▶ [INSTRUCTION]
Single out the lines of the material that contain "circle" and copy them.

[Stored dataset items]
________________________
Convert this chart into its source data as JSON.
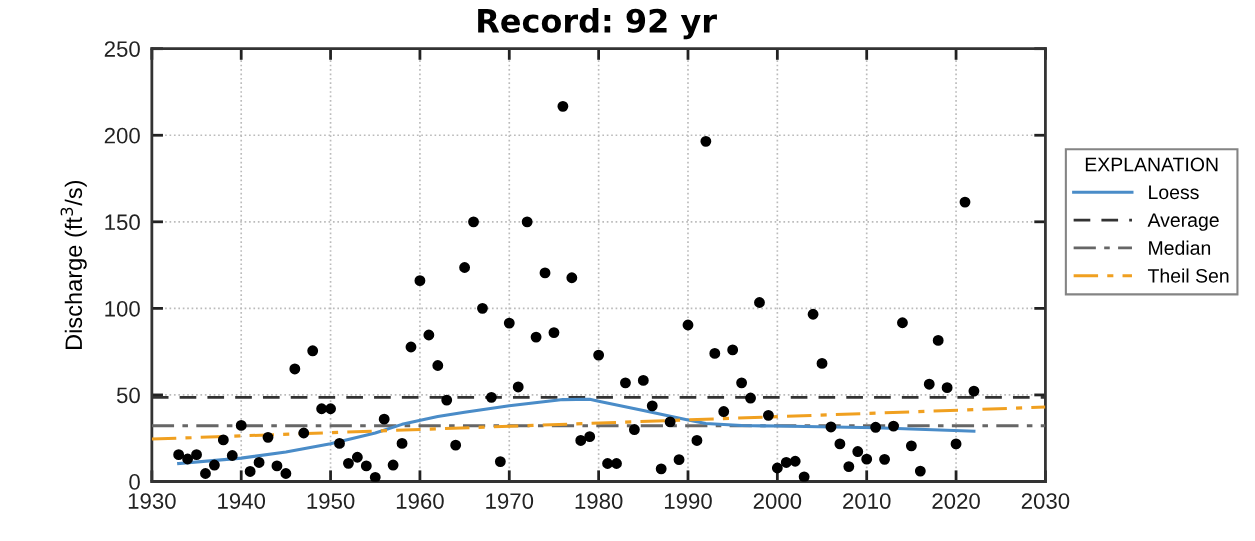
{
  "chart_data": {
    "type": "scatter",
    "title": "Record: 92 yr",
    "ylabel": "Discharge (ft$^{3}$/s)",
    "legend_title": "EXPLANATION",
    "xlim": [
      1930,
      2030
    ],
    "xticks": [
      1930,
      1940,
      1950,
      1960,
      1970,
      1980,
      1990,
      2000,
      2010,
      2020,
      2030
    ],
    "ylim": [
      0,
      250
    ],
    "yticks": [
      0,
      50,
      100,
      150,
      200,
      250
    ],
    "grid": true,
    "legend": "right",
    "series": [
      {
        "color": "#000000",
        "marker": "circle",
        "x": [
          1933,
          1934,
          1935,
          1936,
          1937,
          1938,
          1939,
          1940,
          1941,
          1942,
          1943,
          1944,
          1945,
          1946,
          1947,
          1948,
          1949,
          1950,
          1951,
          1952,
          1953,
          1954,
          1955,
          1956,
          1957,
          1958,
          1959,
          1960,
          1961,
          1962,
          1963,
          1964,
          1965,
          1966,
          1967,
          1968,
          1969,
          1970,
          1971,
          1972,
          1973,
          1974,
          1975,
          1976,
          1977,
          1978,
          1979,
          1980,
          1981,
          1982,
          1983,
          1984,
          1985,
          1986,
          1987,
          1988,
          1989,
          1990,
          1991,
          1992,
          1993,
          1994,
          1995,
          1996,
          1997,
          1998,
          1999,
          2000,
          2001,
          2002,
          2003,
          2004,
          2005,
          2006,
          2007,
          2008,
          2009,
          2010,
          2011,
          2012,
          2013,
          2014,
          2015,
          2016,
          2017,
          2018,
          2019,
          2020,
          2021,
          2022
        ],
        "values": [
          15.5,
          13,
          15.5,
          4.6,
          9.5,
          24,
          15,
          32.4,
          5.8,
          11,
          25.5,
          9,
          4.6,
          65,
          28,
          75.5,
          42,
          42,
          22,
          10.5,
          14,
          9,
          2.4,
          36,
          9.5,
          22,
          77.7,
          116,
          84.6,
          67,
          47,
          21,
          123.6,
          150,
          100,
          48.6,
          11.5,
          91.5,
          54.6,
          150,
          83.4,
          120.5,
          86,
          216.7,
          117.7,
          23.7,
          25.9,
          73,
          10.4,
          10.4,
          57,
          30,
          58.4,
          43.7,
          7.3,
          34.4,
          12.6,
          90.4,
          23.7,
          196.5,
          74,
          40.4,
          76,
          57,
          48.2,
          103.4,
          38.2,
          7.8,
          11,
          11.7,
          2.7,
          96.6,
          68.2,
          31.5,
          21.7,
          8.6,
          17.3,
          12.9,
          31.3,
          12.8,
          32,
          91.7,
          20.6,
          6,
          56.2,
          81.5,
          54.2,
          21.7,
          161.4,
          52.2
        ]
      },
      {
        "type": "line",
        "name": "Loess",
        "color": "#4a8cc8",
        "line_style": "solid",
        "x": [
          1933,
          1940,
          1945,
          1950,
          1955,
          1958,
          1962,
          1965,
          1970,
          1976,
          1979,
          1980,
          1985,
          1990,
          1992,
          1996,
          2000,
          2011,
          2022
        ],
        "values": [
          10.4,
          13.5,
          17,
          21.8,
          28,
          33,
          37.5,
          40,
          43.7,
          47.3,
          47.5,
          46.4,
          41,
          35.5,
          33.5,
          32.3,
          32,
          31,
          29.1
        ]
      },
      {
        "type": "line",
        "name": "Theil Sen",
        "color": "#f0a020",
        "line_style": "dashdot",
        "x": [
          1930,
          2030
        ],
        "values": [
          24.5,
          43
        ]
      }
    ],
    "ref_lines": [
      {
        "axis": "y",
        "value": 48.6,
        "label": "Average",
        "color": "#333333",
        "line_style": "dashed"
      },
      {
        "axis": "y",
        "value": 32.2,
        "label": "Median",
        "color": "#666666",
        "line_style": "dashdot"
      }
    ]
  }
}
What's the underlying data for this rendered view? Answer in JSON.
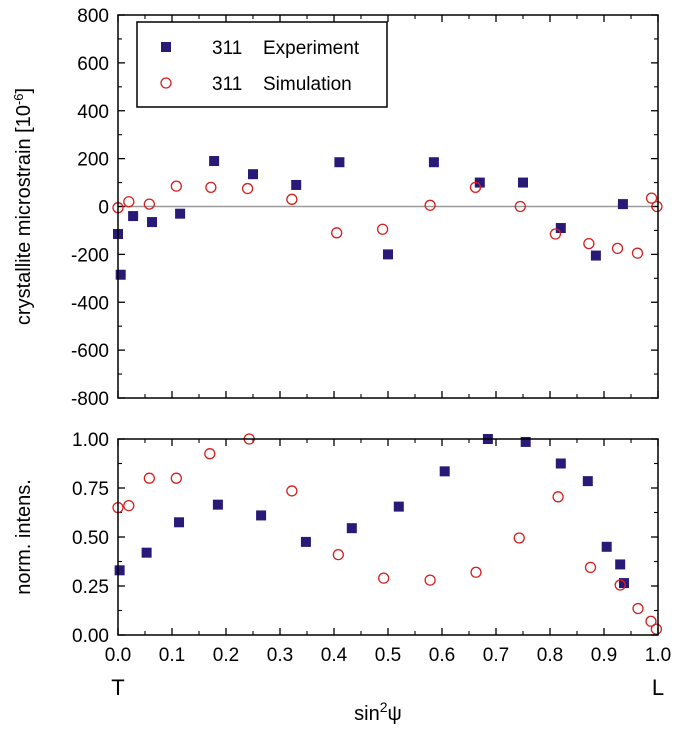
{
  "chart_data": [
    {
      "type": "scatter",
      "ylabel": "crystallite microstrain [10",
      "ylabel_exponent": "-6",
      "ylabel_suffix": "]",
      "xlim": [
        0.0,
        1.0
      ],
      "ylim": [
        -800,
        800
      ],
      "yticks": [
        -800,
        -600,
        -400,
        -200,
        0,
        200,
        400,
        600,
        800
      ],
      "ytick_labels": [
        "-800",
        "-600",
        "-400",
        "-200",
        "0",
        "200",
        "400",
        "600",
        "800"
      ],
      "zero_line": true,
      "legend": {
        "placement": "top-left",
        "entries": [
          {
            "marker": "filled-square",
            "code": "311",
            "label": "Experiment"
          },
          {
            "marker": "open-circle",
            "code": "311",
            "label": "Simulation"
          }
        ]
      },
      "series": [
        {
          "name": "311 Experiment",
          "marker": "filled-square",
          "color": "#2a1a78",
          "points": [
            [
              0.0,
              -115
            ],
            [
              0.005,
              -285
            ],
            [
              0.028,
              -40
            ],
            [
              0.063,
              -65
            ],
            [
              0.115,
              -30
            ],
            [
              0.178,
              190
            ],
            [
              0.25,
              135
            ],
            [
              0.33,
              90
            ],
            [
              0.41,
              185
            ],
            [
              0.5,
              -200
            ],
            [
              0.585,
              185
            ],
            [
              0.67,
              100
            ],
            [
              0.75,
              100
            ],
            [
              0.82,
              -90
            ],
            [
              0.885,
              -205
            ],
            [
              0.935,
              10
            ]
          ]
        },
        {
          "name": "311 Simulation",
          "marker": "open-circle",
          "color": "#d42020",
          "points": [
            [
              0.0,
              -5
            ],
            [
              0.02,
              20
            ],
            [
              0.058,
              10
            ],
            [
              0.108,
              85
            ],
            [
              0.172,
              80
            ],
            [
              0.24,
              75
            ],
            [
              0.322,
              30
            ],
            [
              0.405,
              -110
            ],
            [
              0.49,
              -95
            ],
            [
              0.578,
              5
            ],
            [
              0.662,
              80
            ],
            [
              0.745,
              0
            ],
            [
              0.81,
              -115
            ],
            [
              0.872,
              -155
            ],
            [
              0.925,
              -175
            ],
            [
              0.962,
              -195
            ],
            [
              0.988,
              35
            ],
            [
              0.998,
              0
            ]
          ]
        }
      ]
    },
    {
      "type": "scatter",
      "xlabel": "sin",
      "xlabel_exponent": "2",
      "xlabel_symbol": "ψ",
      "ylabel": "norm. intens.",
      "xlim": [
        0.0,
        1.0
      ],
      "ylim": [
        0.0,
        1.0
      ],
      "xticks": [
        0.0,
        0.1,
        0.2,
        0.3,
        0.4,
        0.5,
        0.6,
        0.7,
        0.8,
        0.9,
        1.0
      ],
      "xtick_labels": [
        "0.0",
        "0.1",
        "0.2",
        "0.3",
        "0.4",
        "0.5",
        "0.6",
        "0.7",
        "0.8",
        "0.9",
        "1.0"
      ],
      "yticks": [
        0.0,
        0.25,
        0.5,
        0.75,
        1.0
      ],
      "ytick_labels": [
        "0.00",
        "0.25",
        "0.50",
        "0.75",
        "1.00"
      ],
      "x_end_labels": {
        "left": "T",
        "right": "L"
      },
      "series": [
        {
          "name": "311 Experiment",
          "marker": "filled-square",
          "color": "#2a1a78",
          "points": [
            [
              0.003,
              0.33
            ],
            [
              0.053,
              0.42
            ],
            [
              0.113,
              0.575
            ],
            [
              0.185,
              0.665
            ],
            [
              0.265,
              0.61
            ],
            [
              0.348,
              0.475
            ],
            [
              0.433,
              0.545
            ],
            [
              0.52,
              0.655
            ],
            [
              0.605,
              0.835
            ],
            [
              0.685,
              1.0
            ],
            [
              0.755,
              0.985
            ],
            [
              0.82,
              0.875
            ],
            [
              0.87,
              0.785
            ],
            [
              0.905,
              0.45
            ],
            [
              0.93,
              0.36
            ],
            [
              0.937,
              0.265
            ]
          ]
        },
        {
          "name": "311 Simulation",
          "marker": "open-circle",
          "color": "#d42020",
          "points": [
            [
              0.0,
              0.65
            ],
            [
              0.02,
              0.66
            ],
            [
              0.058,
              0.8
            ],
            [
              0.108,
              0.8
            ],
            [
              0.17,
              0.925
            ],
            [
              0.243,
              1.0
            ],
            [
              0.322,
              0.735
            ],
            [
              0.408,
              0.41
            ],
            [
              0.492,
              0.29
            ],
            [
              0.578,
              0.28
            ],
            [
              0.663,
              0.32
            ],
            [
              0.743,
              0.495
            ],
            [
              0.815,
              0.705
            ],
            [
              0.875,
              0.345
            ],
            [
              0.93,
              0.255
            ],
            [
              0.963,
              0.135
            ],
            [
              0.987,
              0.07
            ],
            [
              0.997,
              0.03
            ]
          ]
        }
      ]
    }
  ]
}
________________________
▶ [EXERCISE OUTPUT]
        "marker": "circle",
            "marker": "open-circle",
          "marker": "open-circle",
          "marker": "open-circle",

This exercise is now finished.